REQUEST:
Write the data below out exactly as it stands. Do not include the pictures.

[Data records]
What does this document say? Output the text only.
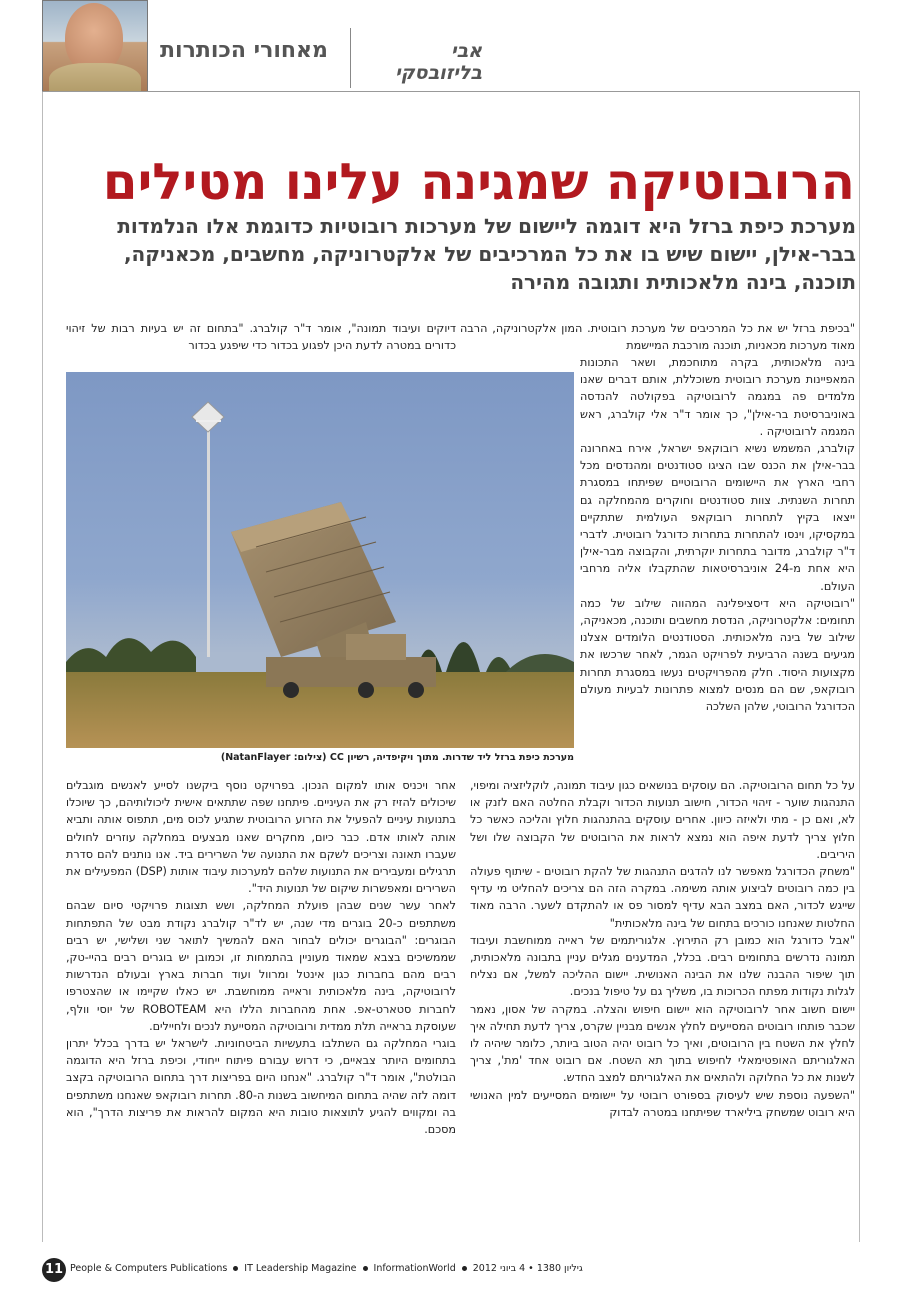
מאחורי הכותרות	אבי בליזובסקי
הרובוטיקה שמגינה עלינו מטילים
מערכת כיפת ברזל היא דוגמה ליישום של מערכות רובוטיות כדוגמת אלו הנלמדות בבר-אילן, יישום שיש בו את כל המרכיבים של אלקטרוניקה, מחשבים, מכאניקה, תוכנה, בינה מלאכותית ותגובה מהירה

"בכיפת ברזל יש את כל המרכיבים של מערכת רובוטית. המון אלקטרוניקה, הרבה מאוד מערכות מכאניות, תוכנה מורכבת המיישמת

בינה מלאכותית, בקרה מתוחכמת, ושאר התכונות המאפיינות מערכת רובוטית משוכללת, אותם דברים שאנו מלמדים פה במגמה לרובוטיקה בפקולטה להנדסה באוניברסיטת בר-אילן", כך אומר ד"ר אלי קולברג, ראש המגמה לרובוטיקה .

קולברג, המשמש נשיא רובוקאפ ישראל, אירח באחרונה בבר-אילן את הכנס שבו הציגו סטודנטים ומהנדסים מכל רחבי הארץ את היישומים הרובוטיים שפיתחו במסגרת תחרות השנתית. צוות סטודנטים וחוקרים מהמחלקה גם ייצאו בקיץ לתחרות רובוקאפ העולמית שתתקיים במקסיקו, וינסו להתחרות בתחרות כדורגל רובוטית. לדברי ד"ר קולברג, מדובר בתחרות יוקרתית, והקבוצה מבר-אילן היא אחת מ-24 אוניברסיטאות שהתקבלו אליה מרחבי העולם.

"רובוטיקה היא דיסציפלינה המהווה שילוב של כמה תחומים: אלקטרוניקה, הנדסת מחשבים ותוכנה, מכאניקה, שילוב של בינה מלאכותית. הסטודנטים הלומדים אצלנו מגיעים בשנה הרביעית לפרויקט הגמר, לאחר שרכשו את מקצועות היסוד. חלק מהפרויקטים נעשו במסגרת תחרות רובוקאפ, שם הם מנסים למצוא פתרונות לבעיות מעולם הכדורגל הרובוטי, שלהן השלכה

דיוקים ועיבוד תמונה", אומר ד"ר קולברג. "בתחום זה יש בעיות רבות של זיהוי כדורים במטרה לדעת היכן לפגוע בכדור כדי שיפגע בכדור

מערכת כיפת ברזל ליד שדרות. מתוך ויקיפדיה, רשיון CC (צילום: NatanFlayer)

על כל תחום הרובוטיקה. הם עוסקים בנושאים כגון עיבוד תמונה, לוקליזציה ומיפוי, התנהגות שוער - זיהוי הכדור, חישוב תנועות הכדור וקבלת החלטה האם לזנק או לא, ואם כן - מתי ולאיזה כיוון. אחרים עוסקים בהתנהגות חלוץ והליכה כאשר כל חלוץ צריך לדעת איפה הוא נמצא לראות את הרובוטים של הקבוצה שלו ושל היריבים.

"משחק הכדורגל מאפשר לנו להדגים התנהגות של להקת רובוטים - שיתוף פעולה בין כמה רובוטים לביצוע אותה משימה. במקרה הזה הם צריכים להחליט מי עדיף שייגש לכדור, האם במצב הבא עדיף למסור פס או להתקדם לשער. הרבה מאוד החלטות שאנחנו כורכים בתחום של בינה מלאכותית"

"אבל כדורגל הוא כמובן רק התירוץ. אלגוריתמים של ראייה ממוחשבת ועיבוד תמונה נדרשים בתחומים רבים. בכלל, המדענים מגלים עניין בתבונה מלאכותית, תוך שיפור ההבנה שלנו את הבינה האנושית. יישום ההליכה למשל, אם נצליח לגלות נקודות מפתח הכרוכות בו, משליך גם על טיפול בנכים.

יישום חשוב אחר לרובוטיקה הוא יישום חיפוש והצלה. במקרה של אסון, נאמר שכבר פותחו רובוטים המסייעים לחלץ אנשים מבניין שקרס, צריך לדעת תחילה איך לחלץ את השטח בין הרובוטים, ואיך כל רובוט יהיה הטוב ביותר, כלומר שיהיה לו האלגוריתם האופטימאלי לחיפוש בתוך תא השטח. אם רובוט אחד 'מת', צריך לשנות את כל החלוקה ולהתאים את האלגוריתם למצב החדש.

"השפעה נוספת שיש לעיסוק בספורט רובוטי על יישומים המסייעים למין האנושי היא רובוט שמשחק ביליארד שפיתחנו במטרה לבדוק

אחר ויכניס אותו למקום הנכון. בפרויקט נוסף ביקשנו לסייע לאנשים מוגבלים שיכולים להזיז רק את העיניים. פיתחנו שפה שתתאים אישית ליכולותיהם, כך שיוכלו בתנועות עיניים להפעיל את הזרוע הרובוטית שתגיע לכוס מים, תתפוס אותה ותביא אותה לאותו אדם. כבר כיום, מחקרים שאנו מבצעים במחלקה עוזרים לחולים שעברו תאונה וצריכים לשקם את התנועה של השרירים ביד. אנו נותנים להם סדרת תרגילים ומעבירים את התנועות שלהם למערכות עיבוד אותות (DSP) המפעילים את השרירים ומאפשרות שיקום של תנועות היד".

לאחר עשר שנים שבהן פועלת המחלקה, ושש תצוגות פרויקטי סיום שבהם משתתפים כ-20 בוגרים מדי שנה, יש לד"ר קולברג נקודת מבט של התפתחות הבוגרים: "הבוגרים יכולים לבחור האם להמשיך לתואר שני ושלישי, יש רבים שממשיכים בצבא שמאוד מעוניין בהתמחות זו, וכמובן יש בוגרים רבים בהיי-טק, רבים מהם בחברות כגון אינטל ומרוול ועוד חברות בארץ ובעולם הנדרשות לרובוטיקה, בינה מלאכותית וראייה ממוחשבת. יש כאלו שקיימו או שהצטרפו לחברות סטארט-אפ. אחת מהחברות הללו היא ROBOTEAM של יוסי וולף, שעוסקת בראייה תלת ממדית ורובוטיקה המסייעת לנכים ולחיילים.

בוגרי המחלקה גם השתלבו בתעשיות הביטחוניות. לישראל יש בדרך בכלל יתרון בתחומים היותר צבאיים, כי דרוש עבורם פיתוח ייחודי, וכיפת ברזל היא הדוגמה הבולטת", אומר ד"ר קולברג. "אנחנו היום בפריצות דרך בתחום הרובוטיקה בקצב דומה לזה שהיה בתחום המיחשוב בשנות ה-80. תחרות רובוקאפ שאנחנו משתתפים בה ומקווים להגיע לתוצאות טובות היא המקום להראות את פריצות הדרך", הוא מסכם.

11 People & Computers Publications IT Leadership Magazine InformationWorld גיליון 1380 • 4 ביוני 2012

RESPONSE TO THIS EXERCISE:
What does this document say? Output the text only.
מאחורי הכותרות	אבי בליזובסקי
הרובוטיקה שמגינה עלינו מטילים
מערכת כיפת ברזל היא דוגמה ליישום של מערכות רובוטיות כדוגמת אלו הנלמדות בבר-אילן, יישום שיש בו את כל המרכיבים של אלקטרוניקה, מחשבים, מכאניקה, תוכנה, בינה מלאכותית ותגובה מהירה

"בכיפת ברזל יש את כל המרכיבים של מערכת רובוטית. המון אלקטרוניקה, הרבה מאוד מערכות מכאניות, תוכנה מורכבת המיישמת

בינה מלאכותית, בקרה מתוחכמת, ושאר התכונות המאפיינות מערכת רובוטית משוכללת, אותם דברים שאנו מלמדים פה במגמה לרובוטיקה בפקולטה להנדסה באוניברסיטת בר-אילן", כך אומר ד"ר אלי קולברג, ראש המגמה לרובוטיקה .

קולברג, המשמש נשיא רובוקאפ ישראל, אירח באחרונה בבר-אילן את הכנס שבו הציגו סטודנטים ומהנדסים מכל רחבי הארץ את היישומים הרובוטיים שפיתחו במסגרת תחרות השנתית. צוות סטודנטים וחוקרים מהמחלקה גם ייצאו בקיץ לתחרות רובוקאפ העולמית שתתקיים במקסיקו, וינסו להתחרות בתחרות כדורגל רובוטית. לדברי ד"ר קולברג, מדובר בתחרות יוקרתית, והקבוצה מבר-אילן היא אחת מ-24 אוניברסיטאות שהתקבלו אליה מרחבי העולם.

"רובוטיקה היא דיסציפלינה המהווה שילוב של כמה תחומים: אלקטרוניקה, הנדסת מחשבים ותוכנה, מכאניקה, שילוב של בינה מלאכותית. הסטודנטים הלומדים אצלנו מגיעים בשנה הרביעית לפרויקט הגמר, לאחר שרכשו את מקצועות היסוד. חלק מהפרויקטים נעשו במסגרת תחרות רובוקאפ, שם הם מנסים למצוא פתרונות לבעיות מעולם הכדורגל הרובוטי, שלהן השלכה

דיוקים ועיבוד תמונה", אומר ד"ר קולברג. "בתחום זה יש בעיות רבות של זיהוי כדורים במטרה לדעת היכן לפגוע בכדור כדי שיפגע בכדור

מערכת כיפת ברזל ליד שדרות. מתוך ויקיפדיה, רשיון CC (צילום: NatanFlayer)

על כל תחום הרובוטיקה. הם עוסקים בנושאים כגון עיבוד תמונה, לוקליזציה ומיפוי, התנהגות שוער - זיהוי הכדור, חישוב תנועות הכדור וקבלת החלטה האם לזנק או לא, ואם כן - מתי ולאיזה כיוון. אחרים עוסקים בהתנהגות חלוץ והליכה כאשר כל חלוץ צריך לדעת איפה הוא נמצא לראות את הרובוטים של הקבוצה שלו ושל היריבים.

"משחק הכדורגל מאפשר לנו להדגים התנהגות של להקת רובוטים - שיתוף פעולה בין כמה רובוטים לביצוע אותה משימה. במקרה הזה הם צריכים להחליט מי עדיף שייגש לכדור, האם במצב הבא עדיף למסור פס או להתקדם לשער. הרבה מאוד החלטות שאנחנו כורכים בתחום של בינה מלאכותית"

"אבל כדורגל הוא כמובן רק התירוץ. אלגוריתמים של ראייה ממוחשבת ועיבוד תמונה נדרשים בתחומים רבים. בכלל, המדענים מגלים עניין בתבונה מלאכותית, תוך שיפור ההבנה שלנו את הבינה האנושית. יישום ההליכה למשל, אם נצליח לגלות נקודות מפתח הכרוכות בו, משליך גם על טיפול בנכים.

יישום חשוב אחר לרובוטיקה הוא יישום חיפוש והצלה. במקרה של אסון, נאמר שכבר פותחו רובוטים המסייעים לחלץ אנשים מבניין שקרס, צריך לדעת תחילה איך לחלץ את השטח בין הרובוטים, ואיך כל רובוט יהיה הטוב ביותר, כלומר שיהיה לו האלגוריתם האופטימאלי לחיפוש בתוך תא השטח. אם רובוט אחד 'מת', צריך לשנות את כל החלוקה ולהתאים את האלגוריתם למצב החדש.

"השפעה נוספת שיש לעיסוק בספורט רובוטי על יישומים המסייעים למין האנושי היא רובוט שמשחק ביליארד שפיתחנו במטרה לבדוק

אחר ויכניס אותו למקום הנכון. בפרויקט נוסף ביקשנו לסייע לאנשים מוגבלים שיכולים להזיז רק את העיניים. פיתחנו שפה שתתאים אישית ליכולותיהם, כך שיוכלו בתנועות עיניים להפעיל את הזרוע הרובוטית שתגיע לכוס מים, תתפוס אותה ותביא אותה לאותו אדם. כבר כיום, מחקרים שאנו מבצעים במחלקה עוזרים לחולים שעברו תאונה וצריכים לשקם את התנועה של השרירים ביד. אנו נותנים להם סדרת תרגילים ומעבירים את התנועות שלהם למערכות עיבוד אותות (DSP) המפעילים את השרירים ומאפשרות שיקום של תנועות היד".

לאחר עשר שנים שבהן פועלת המחלקה, ושש תצוגות פרויקטי סיום שבהם משתתפים כ-20 בוגרים מדי שנה, יש לד"ר קולברג נקודת מבט של התפתחות הבוגרים: "הבוגרים יכולים לבחור האם להמשיך לתואר שני ושלישי, יש רבים שממשיכים בצבא שמאוד מעוניין בהתמחות זו, וכמובן יש בוגרים רבים בהיי-טק, רבים מהם בחברות כגון אינטל ומרוול ועוד חברות בארץ ובעולם הנדרשות לרובוטיקה, בינה מלאכותית וראייה ממוחשבת. יש כאלו שקיימו או שהצטרפו לחברות סטארט-אפ. אחת מהחברות הללו היא ROBOTEAM של יוסי וולף, שעוסקת בראייה תלת ממדית ורובוטיקה המסייעת לנכים ולחיילים.

בוגרי המחלקה גם השתלבו בתעשיות הביטחוניות. לישראל יש בדרך בכלל יתרון בתחומים היותר צבאיים, כי דרוש עבורם פיתוח ייחודי, וכיפת ברזל היא הדוגמה הבולטת", אומר ד"ר קולברג. "אנחנו היום בפריצות דרך בתחום הרובוטיקה בקצב דומה לזה שהיה בתחום המיחשוב בשנות ה-80. תחרות רובוקאפ שאנחנו משתתפים בה ומקווים להגיע לתוצאות טובות היא המקום להראות את פריצות הדרך", הוא מסכם.

11 People & Computers Publications IT Leadership Magazine InformationWorld גיליון 1380 • 4 ביוני 2012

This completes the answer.